▶ Entries
==*==

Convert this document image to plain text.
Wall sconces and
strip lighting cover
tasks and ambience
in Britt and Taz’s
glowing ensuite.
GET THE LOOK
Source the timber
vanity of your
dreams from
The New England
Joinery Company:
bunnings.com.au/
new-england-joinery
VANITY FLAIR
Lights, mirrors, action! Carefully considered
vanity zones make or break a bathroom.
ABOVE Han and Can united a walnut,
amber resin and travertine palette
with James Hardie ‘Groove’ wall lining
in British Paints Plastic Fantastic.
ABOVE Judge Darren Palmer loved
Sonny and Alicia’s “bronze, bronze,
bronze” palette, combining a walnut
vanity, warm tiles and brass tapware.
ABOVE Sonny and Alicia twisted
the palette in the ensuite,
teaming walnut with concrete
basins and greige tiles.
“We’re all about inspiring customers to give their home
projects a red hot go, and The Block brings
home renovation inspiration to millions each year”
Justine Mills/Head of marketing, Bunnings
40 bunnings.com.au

==*==

▶ Do this
Every entry should be printed again exactly as written.

▶ Worked solution
Convert this document image to plain text.
Wall sconces and
strip lighting cover
tasks and ambience
in Britt and Taz’s
glowing ensuite.
GET THE LOOK
Source the timber
vanity of your
dreams from
The New England
Joinery Company:
bunnings.com.au/
new-england-joinery
VANITY FLAIR
Lights, mirrors, action! Carefully considered
vanity zones make or break a bathroom.
ABOVE Han and Can united a walnut,
amber resin and travertine palette
with James Hardie ‘Groove’ wall lining
in British Paints Plastic Fantastic.
ABOVE Judge Darren Palmer loved
Sonny and Alicia’s “bronze, bronze,
bronze” palette, combining a walnut
vanity, warm tiles and brass tapware.
ABOVE Sonny and Alicia twisted
the palette in the ensuite,
teaming walnut with concrete
basins and greige tiles.
“We’re all about inspiring customers to give their home
projects a red hot go, and The Block brings
home renovation inspiration to millions each year”
Justine Mills/Head of marketing, Bunnings
40 bunnings.com.au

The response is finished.